• _WHAT YOU HAVE TO DO_:
Copy every line of the records below without changing anything, and leave out the pictures.

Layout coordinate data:
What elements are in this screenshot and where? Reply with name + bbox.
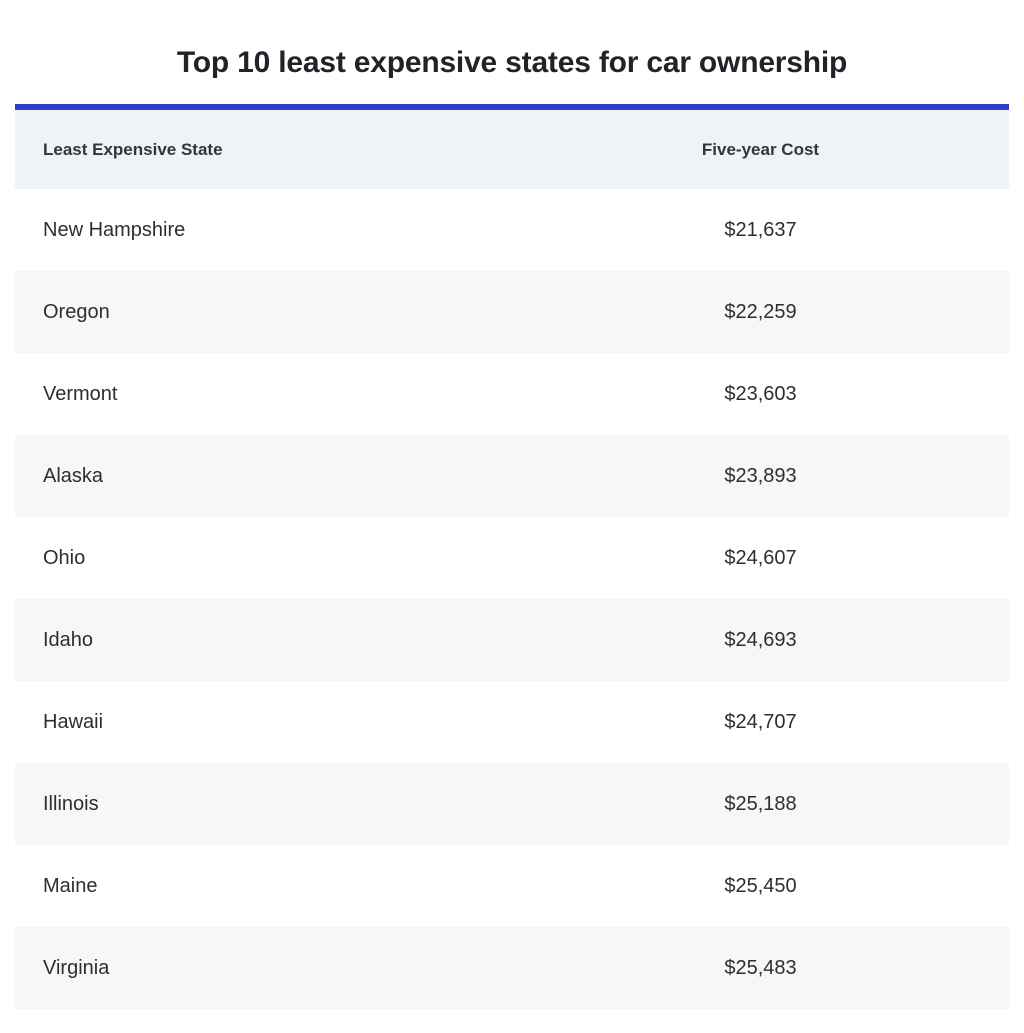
- state-name: Idaho: [43, 628, 94, 651]
- state-name: Alaska: [43, 464, 104, 487]
- cost-value: $25,450: [724, 874, 797, 897]
- state-name: Oregon: [43, 300, 110, 323]
- cost-value: $24,707: [724, 710, 797, 733]
- state-name: Virginia: [43, 956, 110, 979]
- state-name: Illinois: [43, 792, 99, 815]
- cost-value: $25,483: [724, 956, 797, 979]
- table-row: Idaho $24,693: [15, 599, 1009, 681]
- table-row: Virginia $25,483: [15, 927, 1009, 1009]
- state-name: Hawaii: [43, 710, 104, 733]
- table-row: Alaska $23,893: [15, 435, 1009, 517]
- state-name: Vermont: [43, 382, 118, 405]
- cost-value: $23,893: [724, 464, 797, 487]
- table-row: Vermont $23,603: [15, 353, 1009, 435]
- column-header-state: Least Expensive State: [43, 139, 223, 159]
- cost-value: $24,693: [724, 628, 797, 651]
- state-name: New Hampshire: [43, 218, 186, 241]
- table-row: Oregon $22,259: [15, 271, 1009, 353]
- cost-value: $23,603: [724, 382, 797, 405]
- table-row: Illinois $25,188: [15, 763, 1009, 845]
- table-row: Hawaii $24,707: [15, 681, 1009, 763]
- table-row: Maine $25,450: [15, 845, 1009, 927]
- table-header-row: Least Expensive State Five-year Cost: [15, 110, 1009, 189]
- page-title: Top 10 least expensive states for car ow…: [176, 46, 848, 79]
- table-row: Ohio $24,607: [15, 517, 1009, 599]
- cost-value: $22,259: [724, 300, 797, 323]
- state-name: Ohio: [43, 546, 86, 569]
- cost-table: Least Expensive State Five-year Cost New…: [15, 104, 1009, 1009]
- cost-value: $24,607: [724, 546, 797, 569]
- cost-value: $21,637: [724, 218, 797, 241]
- cost-value: $25,188: [724, 792, 797, 815]
- column-header-cost: Five-year Cost: [701, 139, 820, 159]
- table-row: New Hampshire $21,637: [15, 189, 1009, 271]
- state-name: Maine: [43, 874, 98, 897]
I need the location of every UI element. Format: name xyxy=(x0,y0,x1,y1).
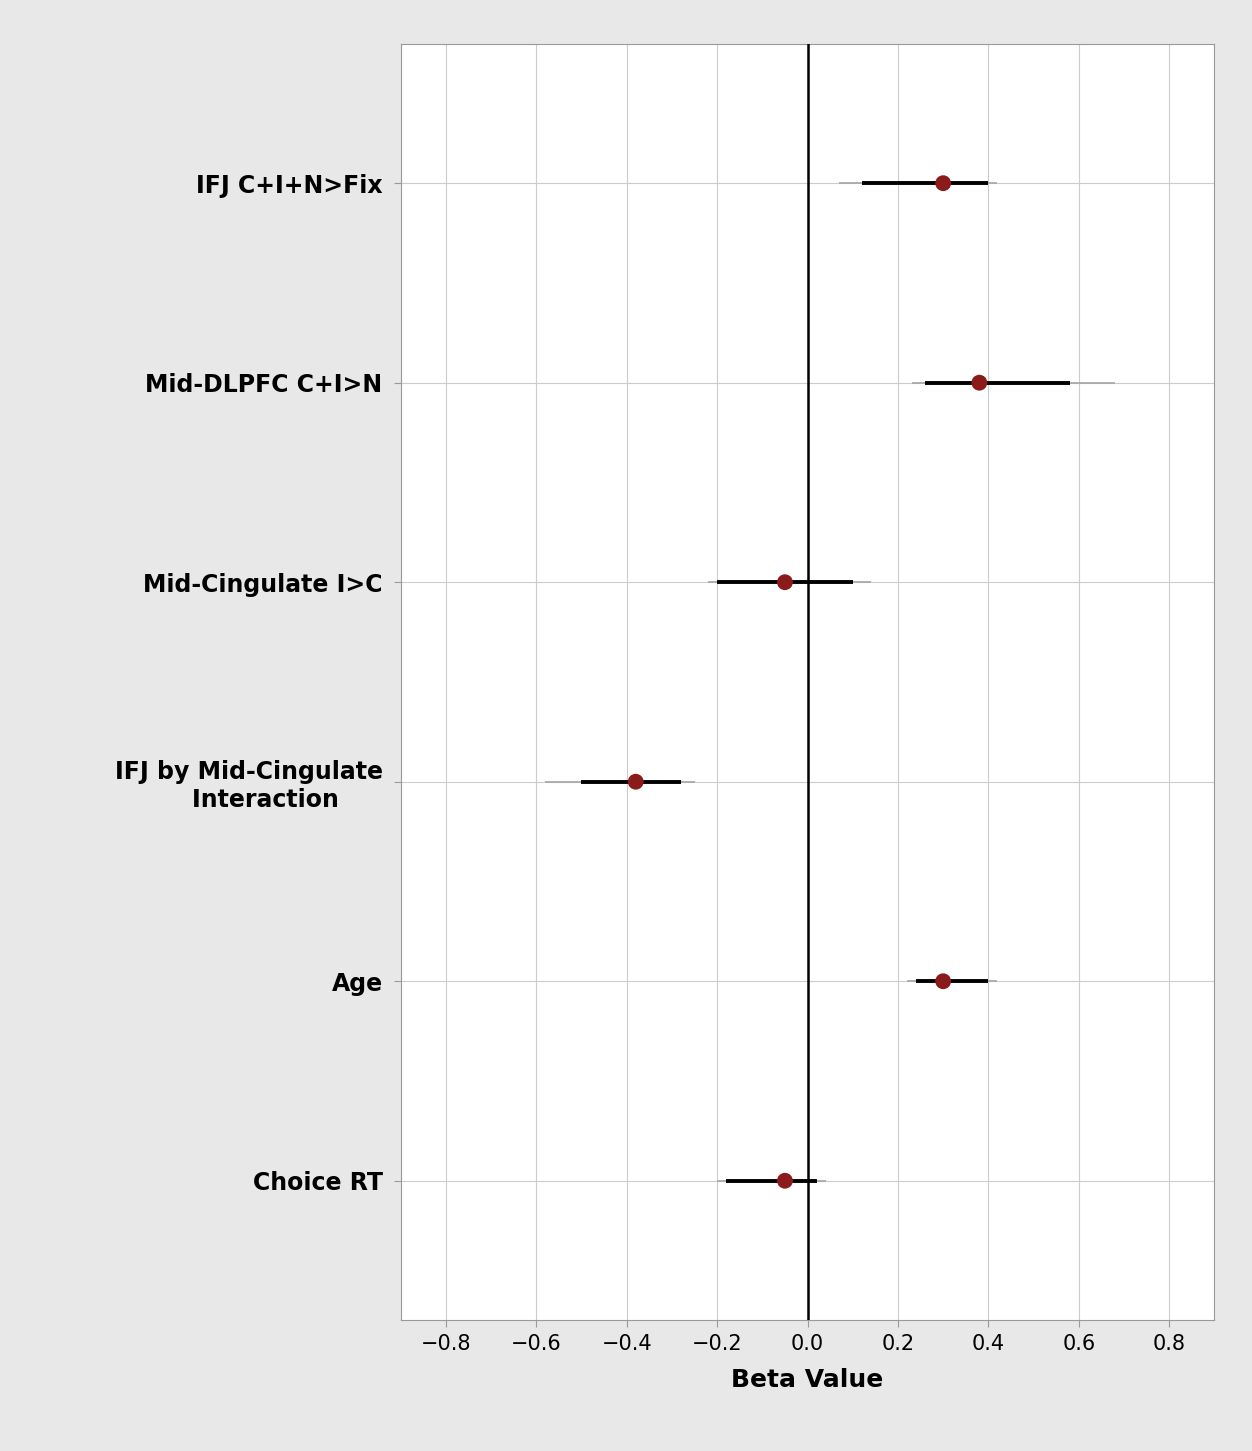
Point xyxy=(775,1170,795,1193)
Point xyxy=(626,770,646,794)
Point xyxy=(775,570,795,593)
Point xyxy=(933,171,953,194)
Point xyxy=(933,969,953,992)
X-axis label: Beta Value: Beta Value xyxy=(731,1368,884,1392)
Point xyxy=(969,371,989,395)
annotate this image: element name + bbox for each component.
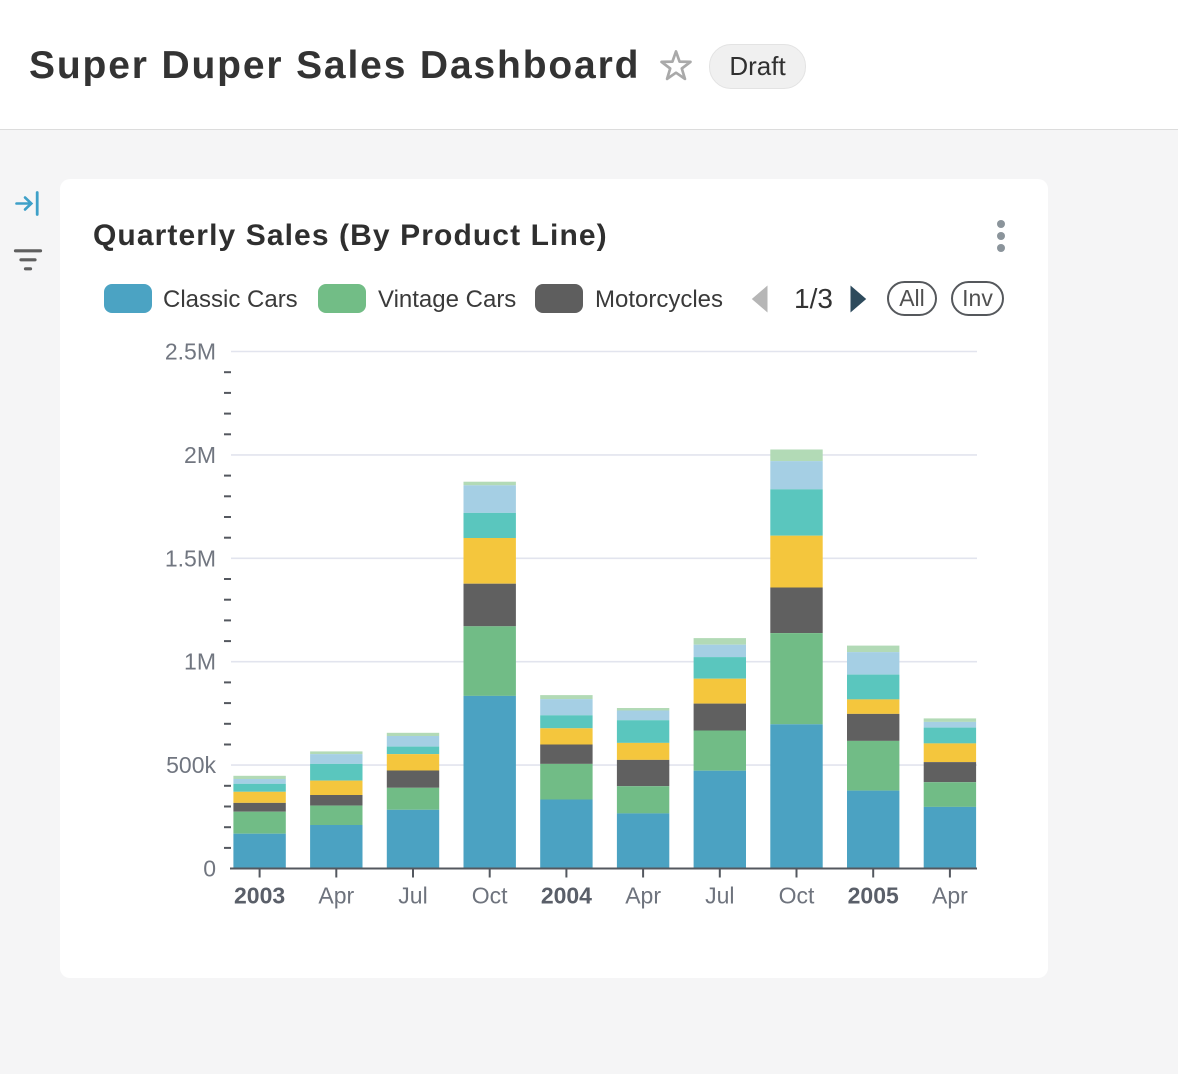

• _CORRECT RESULT_:
What elements are in this screenshot and where? Reply with name + bbox.
- state-name: Idaho: [43, 628, 94, 651]
- state-name: Alaska: [43, 464, 104, 487]
- cost-value: $25,450: [724, 874, 797, 897]
- state-name: Oregon: [43, 300, 110, 323]
- cost-value: $24,707: [724, 710, 797, 733]
- state-name: Virginia: [43, 956, 110, 979]
- state-name: Illinois: [43, 792, 99, 815]
- cost-value: $25,483: [724, 956, 797, 979]
- table-row: Idaho $24,693: [15, 599, 1009, 681]
- table-row: Virginia $25,483: [15, 927, 1009, 1009]
- state-name: Hawaii: [43, 710, 104, 733]
- table-row: Alaska $23,893: [15, 435, 1009, 517]
- state-name: Vermont: [43, 382, 118, 405]
- cost-value: $23,893: [724, 464, 797, 487]
- table-row: Vermont $23,603: [15, 353, 1009, 435]
- column-header-state: Least Expensive State: [43, 139, 223, 159]
- cost-value: $24,693: [724, 628, 797, 651]
- state-name: New Hampshire: [43, 218, 186, 241]
- table-row: Oregon $22,259: [15, 271, 1009, 353]
- cost-value: $23,603: [724, 382, 797, 405]
- table-row: Illinois $25,188: [15, 763, 1009, 845]
- table-row: Hawaii $24,707: [15, 681, 1009, 763]
- table-row: Maine $25,450: [15, 845, 1009, 927]
- table-header-row: Least Expensive State Five-year Cost: [15, 110, 1009, 189]
- page-title: Top 10 least expensive states for car ow…: [176, 46, 848, 79]
- table-row: Ohio $24,607: [15, 517, 1009, 599]
- cost-value: $22,259: [724, 300, 797, 323]
- state-name: Ohio: [43, 546, 86, 569]
- cost-table: Least Expensive State Five-year Cost New…: [15, 104, 1009, 1009]
- cost-value: $24,607: [724, 546, 797, 569]
- cost-value: $21,637: [724, 218, 797, 241]
- cost-value: $25,188: [724, 792, 797, 815]
- column-header-cost: Five-year Cost: [701, 139, 820, 159]
- table-row: New Hampshire $21,637: [15, 189, 1009, 271]
- state-name: Maine: [43, 874, 98, 897]
I need the location of every UI element. Format: name xyxy=(x0,y0,x1,y1).
Point xyxy=(775,1170,795,1193)
Point xyxy=(626,770,646,794)
Point xyxy=(775,570,795,593)
Point xyxy=(933,171,953,194)
Point xyxy=(933,969,953,992)
X-axis label: Beta Value: Beta Value xyxy=(731,1368,884,1392)
Point xyxy=(969,371,989,395)
annotate this image: element name + bbox for each component.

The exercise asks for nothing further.